● **Task instructions**
Leaving out the pictures, retype all the material exactly.

· · · ·

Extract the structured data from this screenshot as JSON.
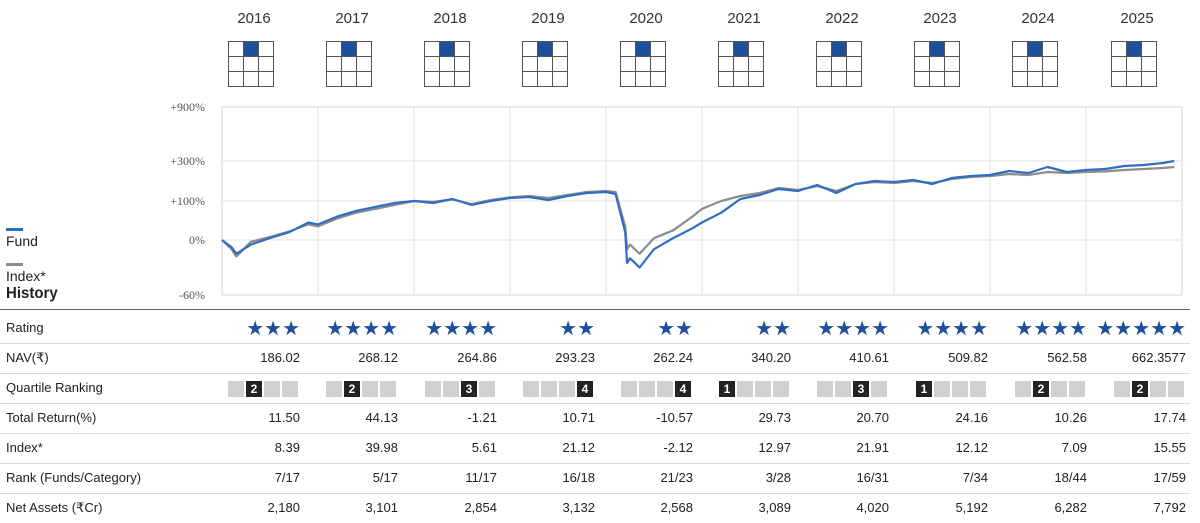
{
  "years": [
    "2016",
    "2017",
    "2018",
    "2019",
    "2020",
    "2021",
    "2022",
    "2023",
    "2024",
    "2025"
  ],
  "style_box": {
    "highlight_cell": 1,
    "highlight_color": "#1f4e9a"
  },
  "legend": {
    "fund": "Fund",
    "index": "Index*",
    "fund_color": "#2f6ec5",
    "index_color": "#8c8c8c"
  },
  "history_label": "History",
  "chart_data": {
    "type": "line",
    "y_ticks": [
      "+900%",
      "+300%",
      "+100%",
      "0%",
      "-60%"
    ],
    "x_range": [
      2016,
      2026
    ],
    "series": [
      {
        "name": "Fund",
        "color": "#2f6ec5",
        "x": [
          2016.0,
          2016.1,
          2016.15,
          2016.3,
          2016.5,
          2016.7,
          2016.9,
          2017.0,
          2017.2,
          2017.4,
          2017.6,
          2017.8,
          2018.0,
          2018.2,
          2018.4,
          2018.6,
          2018.8,
          2019.0,
          2019.2,
          2019.4,
          2019.6,
          2019.8,
          2020.0,
          2020.1,
          2020.2,
          2020.22,
          2020.25,
          2020.35,
          2020.5,
          2020.7,
          2020.9,
          2021.0,
          2021.2,
          2021.4,
          2021.6,
          2021.8,
          2022.0,
          2022.2,
          2022.4,
          2022.6,
          2022.8,
          2023.0,
          2023.2,
          2023.4,
          2023.6,
          2023.8,
          2024.0,
          2024.2,
          2024.4,
          2024.6,
          2024.8,
          2025.0,
          2025.2,
          2025.4,
          2025.6,
          2025.8,
          2025.92
        ],
        "y": [
          0,
          -8,
          -15,
          -5,
          5,
          20,
          45,
          40,
          60,
          75,
          85,
          95,
          100,
          95,
          110,
          90,
          100,
          115,
          120,
          105,
          125,
          140,
          145,
          135,
          20,
          -25,
          -20,
          -30,
          -10,
          5,
          30,
          45,
          70,
          110,
          130,
          160,
          150,
          180,
          140,
          185,
          200,
          195,
          205,
          185,
          215,
          225,
          230,
          250,
          240,
          270,
          245,
          255,
          260,
          275,
          280,
          290,
          300
        ]
      },
      {
        "name": "Index*",
        "color": "#8c8c8c",
        "x": [
          2016.0,
          2016.1,
          2016.15,
          2016.3,
          2016.5,
          2016.7,
          2016.9,
          2017.0,
          2017.2,
          2017.4,
          2017.6,
          2017.8,
          2018.0,
          2018.2,
          2018.4,
          2018.6,
          2018.8,
          2019.0,
          2019.2,
          2019.4,
          2019.6,
          2019.8,
          2020.0,
          2020.1,
          2020.2,
          2020.22,
          2020.25,
          2020.35,
          2020.5,
          2020.7,
          2020.9,
          2021.0,
          2021.2,
          2021.4,
          2021.6,
          2021.8,
          2022.0,
          2022.2,
          2022.4,
          2022.6,
          2022.8,
          2023.0,
          2023.2,
          2023.4,
          2023.6,
          2023.8,
          2024.0,
          2024.2,
          2024.4,
          2024.6,
          2024.8,
          2025.0,
          2025.2,
          2025.4,
          2025.6,
          2025.8,
          2025.92
        ],
        "y": [
          0,
          -10,
          -18,
          -2,
          8,
          22,
          40,
          35,
          55,
          70,
          80,
          90,
          100,
          98,
          108,
          92,
          105,
          118,
          125,
          115,
          130,
          145,
          150,
          145,
          35,
          -10,
          -5,
          -15,
          5,
          25,
          60,
          80,
          100,
          125,
          140,
          165,
          155,
          175,
          150,
          185,
          195,
          190,
          200,
          190,
          210,
          220,
          225,
          235,
          230,
          245,
          240,
          245,
          248,
          255,
          260,
          265,
          270
        ]
      }
    ]
  },
  "table": {
    "rows": [
      {
        "label": "Rating",
        "kind": "stars",
        "values": [
          "★★★",
          "★★★★",
          "★★★★",
          "★★",
          "★★",
          "★★",
          "★★★★",
          "★★★★",
          "★★★★",
          "★★★★★"
        ]
      },
      {
        "label": "NAV(₹)",
        "kind": "text",
        "values": [
          "186.02",
          "268.12",
          "264.86",
          "293.23",
          "262.24",
          "340.20",
          "410.61",
          "509.82",
          "562.58",
          "662.3577"
        ]
      },
      {
        "label": "Quartile Ranking",
        "kind": "quartile",
        "values": [
          "2",
          "2",
          "3",
          "4",
          "4",
          "1",
          "3",
          "1",
          "2",
          "2"
        ]
      },
      {
        "label": "Total Return(%)",
        "kind": "text",
        "values": [
          "11.50",
          "44.13",
          "-1.21",
          "10.71",
          "-10.57",
          "29.73",
          "20.70",
          "24.16",
          "10.26",
          "17.74"
        ]
      },
      {
        "label": "Index*",
        "kind": "text",
        "values": [
          "8.39",
          "39.98",
          "5.61",
          "21.12",
          "-2.12",
          "12.97",
          "21.91",
          "12.12",
          "7.09",
          "15.55"
        ]
      },
      {
        "label": "Rank (Funds/Category)",
        "kind": "text",
        "values": [
          "7/17",
          "5/17",
          "11/17",
          "16/18",
          "21/23",
          "3/28",
          "16/31",
          "7/34",
          "18/44",
          "17/59"
        ]
      },
      {
        "label": "Net Assets (₹Cr)",
        "kind": "text",
        "values": [
          "2,180",
          "3,101",
          "2,854",
          "3,132",
          "2,568",
          "3,089",
          "4,020",
          "5,192",
          "6,282",
          "7,792"
        ]
      }
    ]
  }
}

· · · ·

● **Correct output**
Extract the structured data from this screenshot as JSON.
{
  "years": [
    "2016",
    "2017",
    "2018",
    "2019",
    "2020",
    "2021",
    "2022",
    "2023",
    "2024",
    "2025"
  ],
  "style_box": {
    "highlight_cell": 1,
    "highlight_color": "#1f4e9a"
  },
  "legend": {
    "fund": "Fund",
    "index": "Index*",
    "fund_color": "#2f6ec5",
    "index_color": "#8c8c8c"
  },
  "history_label": "History",
  "chart_data": {
    "type": "line",
    "y_ticks": [
      "+900%",
      "+300%",
      "+100%",
      "0%",
      "-60%"
    ],
    "x_range": [
      2016,
      2026
    ],
    "series": [
      {
        "name": "Fund",
        "color": "#2f6ec5",
        "x": [
          2016.0,
          2016.1,
          2016.15,
          2016.3,
          2016.5,
          2016.7,
          2016.9,
          2017.0,
          2017.2,
          2017.4,
          2017.6,
          2017.8,
          2018.0,
          2018.2,
          2018.4,
          2018.6,
          2018.8,
          2019.0,
          2019.2,
          2019.4,
          2019.6,
          2019.8,
          2020.0,
          2020.1,
          2020.2,
          2020.22,
          2020.25,
          2020.35,
          2020.5,
          2020.7,
          2020.9,
          2021.0,
          2021.2,
          2021.4,
          2021.6,
          2021.8,
          2022.0,
          2022.2,
          2022.4,
          2022.6,
          2022.8,
          2023.0,
          2023.2,
          2023.4,
          2023.6,
          2023.8,
          2024.0,
          2024.2,
          2024.4,
          2024.6,
          2024.8,
          2025.0,
          2025.2,
          2025.4,
          2025.6,
          2025.8,
          2025.92
        ],
        "y": [
          0,
          -8,
          -15,
          -5,
          5,
          20,
          45,
          40,
          60,
          75,
          85,
          95,
          100,
          95,
          110,
          90,
          100,
          115,
          120,
          105,
          125,
          140,
          145,
          135,
          20,
          -25,
          -20,
          -30,
          -10,
          5,
          30,
          45,
          70,
          110,
          130,
          160,
          150,
          180,
          140,
          185,
          200,
          195,
          205,
          185,
          215,
          225,
          230,
          250,
          240,
          270,
          245,
          255,
          260,
          275,
          280,
          290,
          300
        ]
      },
      {
        "name": "Index*",
        "color": "#8c8c8c",
        "x": [
          2016.0,
          2016.1,
          2016.15,
          2016.3,
          2016.5,
          2016.7,
          2016.9,
          2017.0,
          2017.2,
          2017.4,
          2017.6,
          2017.8,
          2018.0,
          2018.2,
          2018.4,
          2018.6,
          2018.8,
          2019.0,
          2019.2,
          2019.4,
          2019.6,
          2019.8,
          2020.0,
          2020.1,
          2020.2,
          2020.22,
          2020.25,
          2020.35,
          2020.5,
          2020.7,
          2020.9,
          2021.0,
          2021.2,
          2021.4,
          2021.6,
          2021.8,
          2022.0,
          2022.2,
          2022.4,
          2022.6,
          2022.8,
          2023.0,
          2023.2,
          2023.4,
          2023.6,
          2023.8,
          2024.0,
          2024.2,
          2024.4,
          2024.6,
          2024.8,
          2025.0,
          2025.2,
          2025.4,
          2025.6,
          2025.8,
          2025.92
        ],
        "y": [
          0,
          -10,
          -18,
          -2,
          8,
          22,
          40,
          35,
          55,
          70,
          80,
          90,
          100,
          98,
          108,
          92,
          105,
          118,
          125,
          115,
          130,
          145,
          150,
          145,
          35,
          -10,
          -5,
          -15,
          5,
          25,
          60,
          80,
          100,
          125,
          140,
          165,
          155,
          175,
          150,
          185,
          195,
          190,
          200,
          190,
          210,
          220,
          225,
          235,
          230,
          245,
          240,
          245,
          248,
          255,
          260,
          265,
          270
        ]
      }
    ]
  },
  "table": {
    "rows": [
      {
        "label": "Rating",
        "kind": "stars",
        "values": [
          "★★★",
          "★★★★",
          "★★★★",
          "★★",
          "★★",
          "★★",
          "★★★★",
          "★★★★",
          "★★★★",
          "★★★★★"
        ]
      },
      {
        "label": "NAV(₹)",
        "kind": "text",
        "values": [
          "186.02",
          "268.12",
          "264.86",
          "293.23",
          "262.24",
          "340.20",
          "410.61",
          "509.82",
          "562.58",
          "662.3577"
        ]
      },
      {
        "label": "Quartile Ranking",
        "kind": "quartile",
        "values": [
          "2",
          "2",
          "3",
          "4",
          "4",
          "1",
          "3",
          "1",
          "2",
          "2"
        ]
      },
      {
        "label": "Total Return(%)",
        "kind": "text",
        "values": [
          "11.50",
          "44.13",
          "-1.21",
          "10.71",
          "-10.57",
          "29.73",
          "20.70",
          "24.16",
          "10.26",
          "17.74"
        ]
      },
      {
        "label": "Index*",
        "kind": "text",
        "values": [
          "8.39",
          "39.98",
          "5.61",
          "21.12",
          "-2.12",
          "12.97",
          "21.91",
          "12.12",
          "7.09",
          "15.55"
        ]
      },
      {
        "label": "Rank (Funds/Category)",
        "kind": "text",
        "values": [
          "7/17",
          "5/17",
          "11/17",
          "16/18",
          "21/23",
          "3/28",
          "16/31",
          "7/34",
          "18/44",
          "17/59"
        ]
      },
      {
        "label": "Net Assets (₹Cr)",
        "kind": "text",
        "values": [
          "2,180",
          "3,101",
          "2,854",
          "3,132",
          "2,568",
          "3,089",
          "4,020",
          "5,192",
          "6,282",
          "7,792"
        ]
      }
    ]
  }
}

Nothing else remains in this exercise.